» **PROBLEM**:
Report how many lines of the entries below contain the word "Government", and nothing more.

» **GIVEN RECORDS**:

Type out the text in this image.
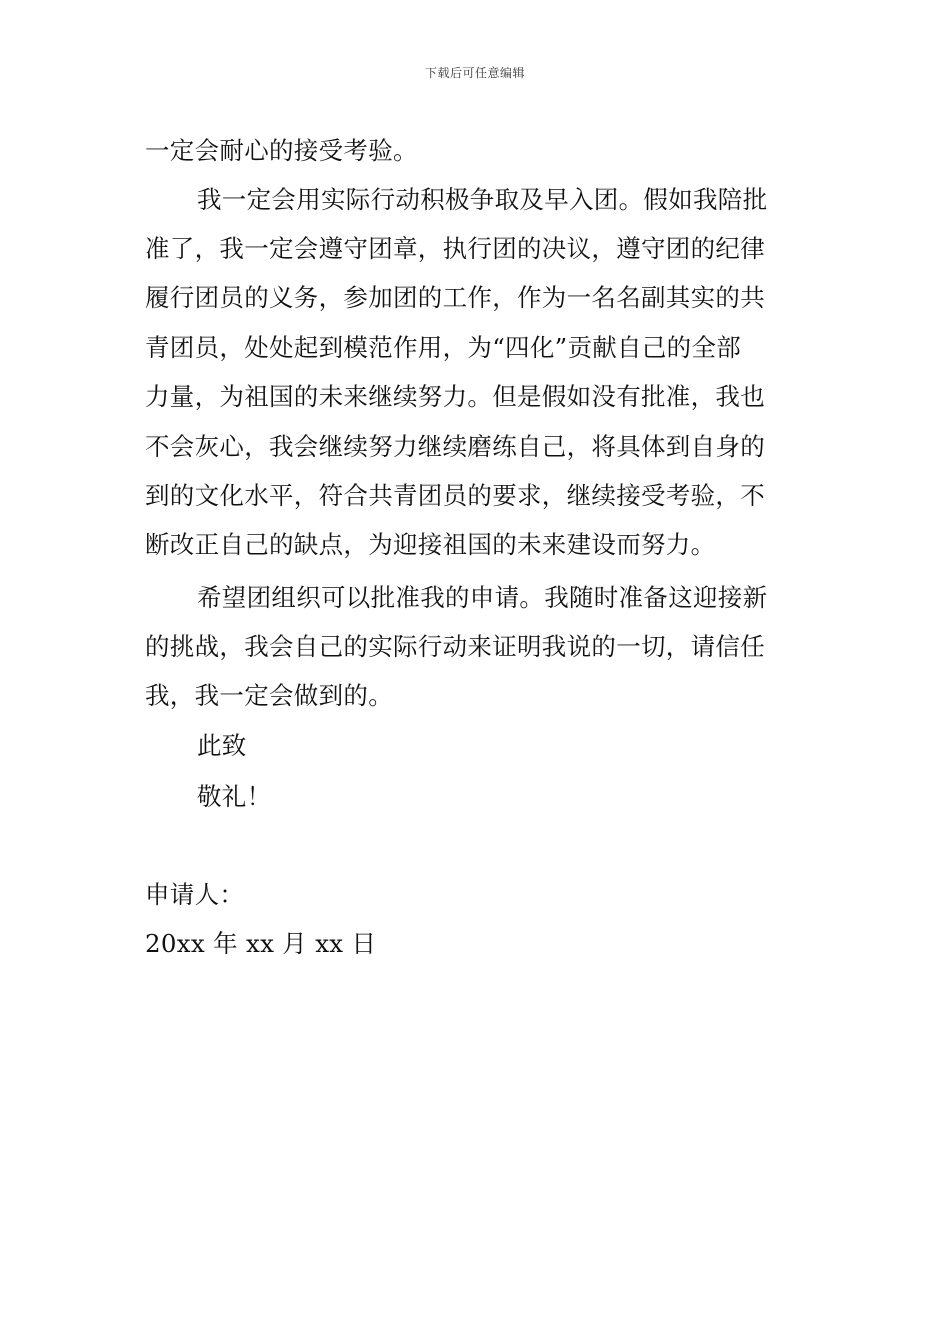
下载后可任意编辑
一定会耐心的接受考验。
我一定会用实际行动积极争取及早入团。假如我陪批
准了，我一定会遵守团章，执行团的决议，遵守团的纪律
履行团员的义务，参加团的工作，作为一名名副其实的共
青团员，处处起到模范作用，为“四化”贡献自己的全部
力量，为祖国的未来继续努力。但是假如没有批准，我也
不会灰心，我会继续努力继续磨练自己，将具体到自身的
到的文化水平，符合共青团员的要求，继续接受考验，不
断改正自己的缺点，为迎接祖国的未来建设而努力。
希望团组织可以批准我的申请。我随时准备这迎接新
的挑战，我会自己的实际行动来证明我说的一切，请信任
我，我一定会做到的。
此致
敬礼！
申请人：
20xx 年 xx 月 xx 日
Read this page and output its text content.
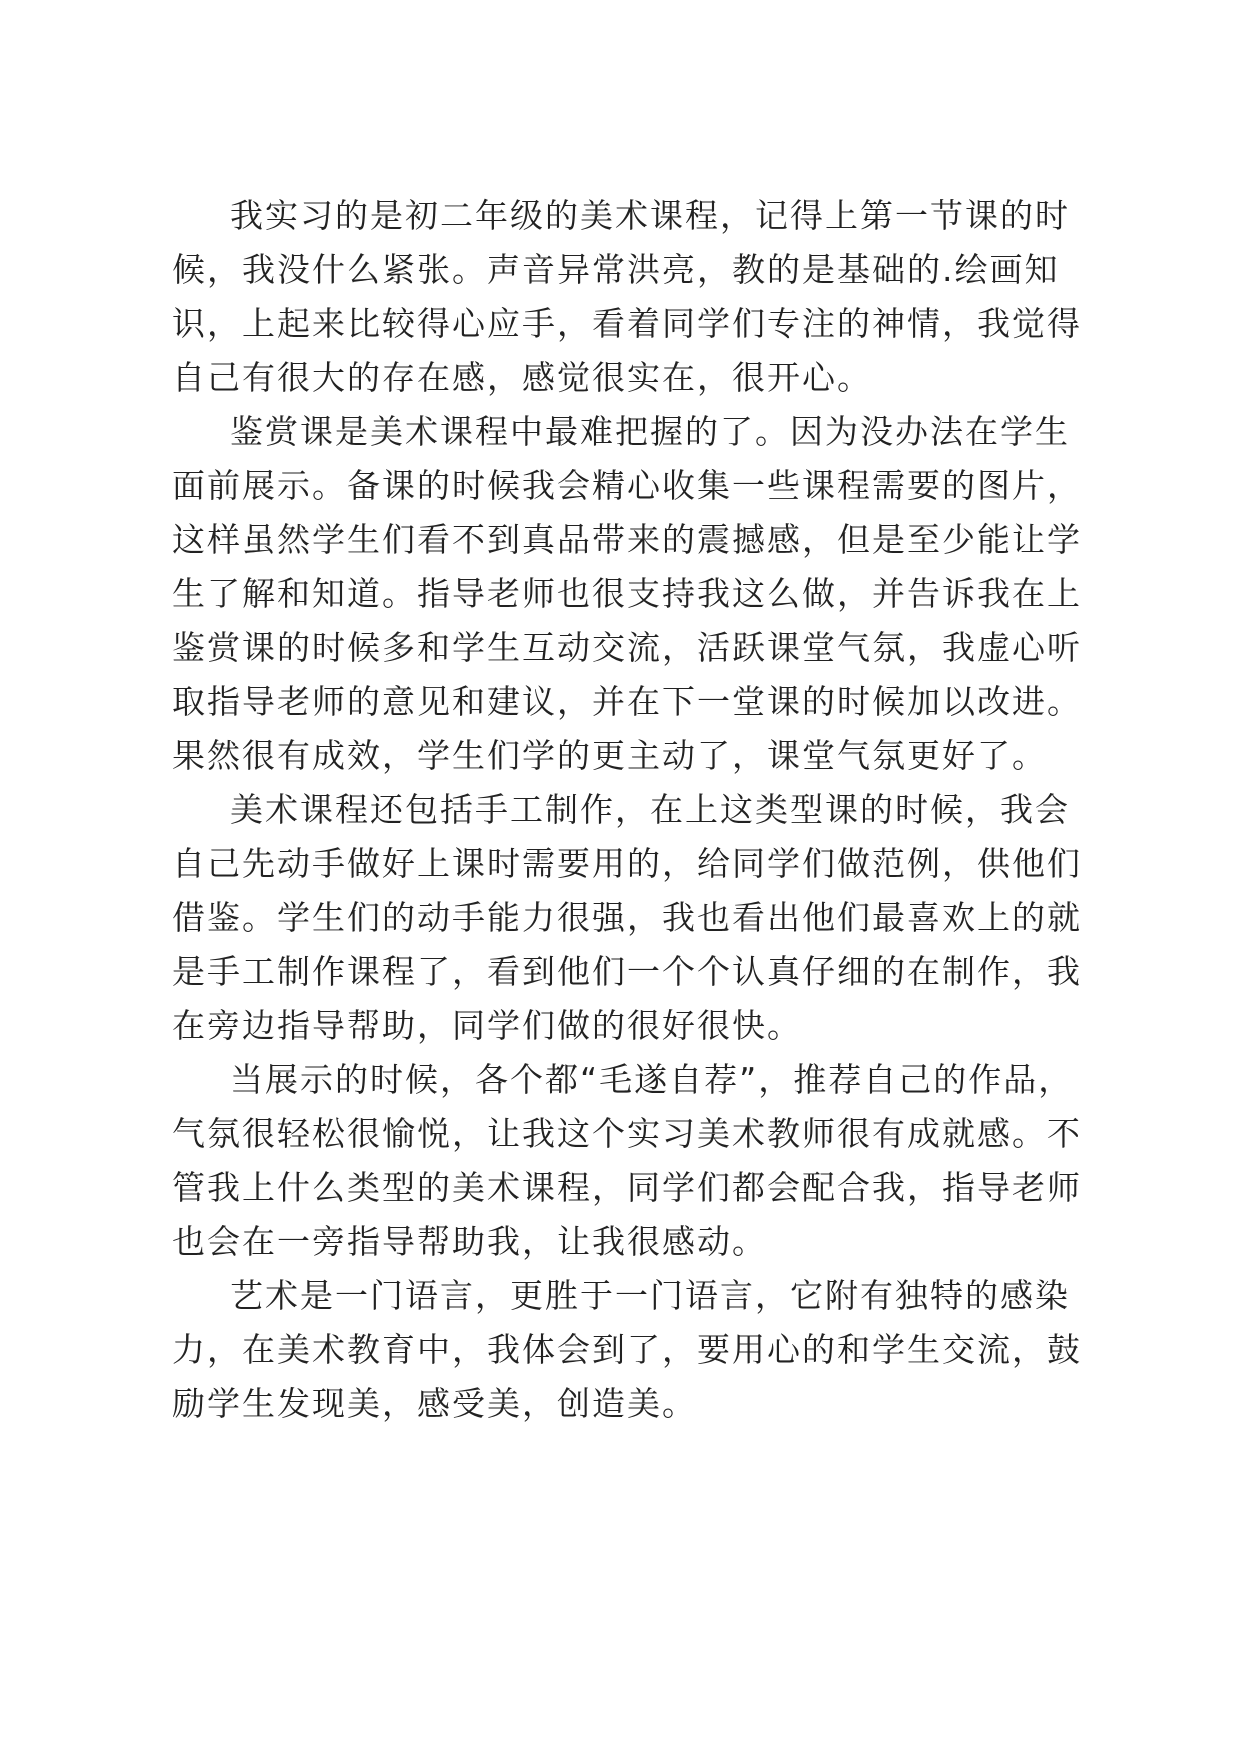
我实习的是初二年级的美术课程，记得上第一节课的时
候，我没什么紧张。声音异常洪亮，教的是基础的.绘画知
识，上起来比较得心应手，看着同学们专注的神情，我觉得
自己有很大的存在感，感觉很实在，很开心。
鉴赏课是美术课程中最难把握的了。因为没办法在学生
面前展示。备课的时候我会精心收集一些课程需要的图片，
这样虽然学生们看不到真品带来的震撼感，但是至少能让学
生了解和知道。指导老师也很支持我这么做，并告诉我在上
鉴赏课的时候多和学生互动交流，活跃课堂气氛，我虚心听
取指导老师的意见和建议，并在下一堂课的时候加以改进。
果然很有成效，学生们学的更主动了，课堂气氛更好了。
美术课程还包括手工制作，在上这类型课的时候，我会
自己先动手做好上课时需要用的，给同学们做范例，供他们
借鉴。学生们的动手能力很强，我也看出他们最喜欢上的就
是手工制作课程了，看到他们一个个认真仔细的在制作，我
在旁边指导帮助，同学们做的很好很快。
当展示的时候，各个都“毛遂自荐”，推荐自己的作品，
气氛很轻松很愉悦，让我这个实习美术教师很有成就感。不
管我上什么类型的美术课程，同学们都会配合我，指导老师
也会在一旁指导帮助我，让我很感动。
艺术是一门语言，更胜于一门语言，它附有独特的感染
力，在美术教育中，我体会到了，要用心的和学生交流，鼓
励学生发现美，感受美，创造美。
...
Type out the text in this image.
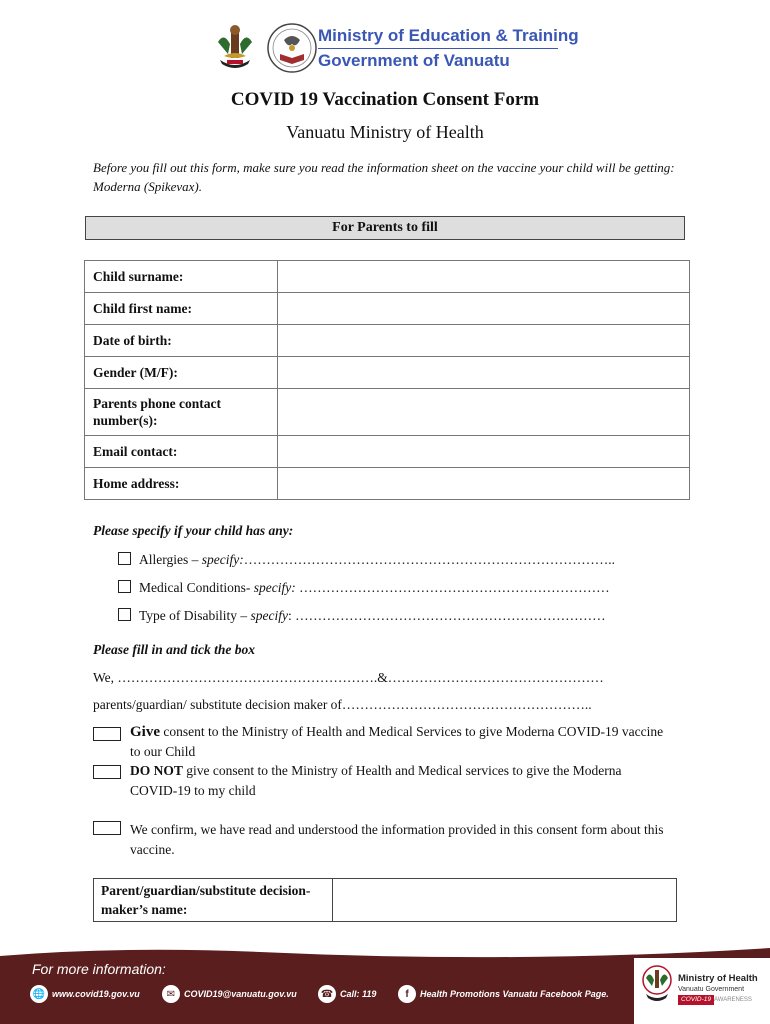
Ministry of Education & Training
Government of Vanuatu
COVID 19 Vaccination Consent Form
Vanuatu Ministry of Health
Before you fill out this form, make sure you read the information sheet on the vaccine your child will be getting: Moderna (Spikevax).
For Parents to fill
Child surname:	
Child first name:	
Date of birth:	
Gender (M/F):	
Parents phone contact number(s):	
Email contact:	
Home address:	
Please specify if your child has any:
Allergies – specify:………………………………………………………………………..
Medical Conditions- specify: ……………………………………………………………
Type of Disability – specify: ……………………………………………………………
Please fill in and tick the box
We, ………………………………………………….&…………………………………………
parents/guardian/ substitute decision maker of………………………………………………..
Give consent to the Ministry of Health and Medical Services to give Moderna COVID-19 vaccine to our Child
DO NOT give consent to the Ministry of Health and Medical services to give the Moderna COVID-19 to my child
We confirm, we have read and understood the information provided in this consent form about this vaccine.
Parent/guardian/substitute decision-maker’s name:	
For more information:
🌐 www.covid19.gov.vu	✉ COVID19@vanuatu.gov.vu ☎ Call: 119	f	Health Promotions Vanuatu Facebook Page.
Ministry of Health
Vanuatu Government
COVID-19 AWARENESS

» **EXERCISE RESPONSE**:
2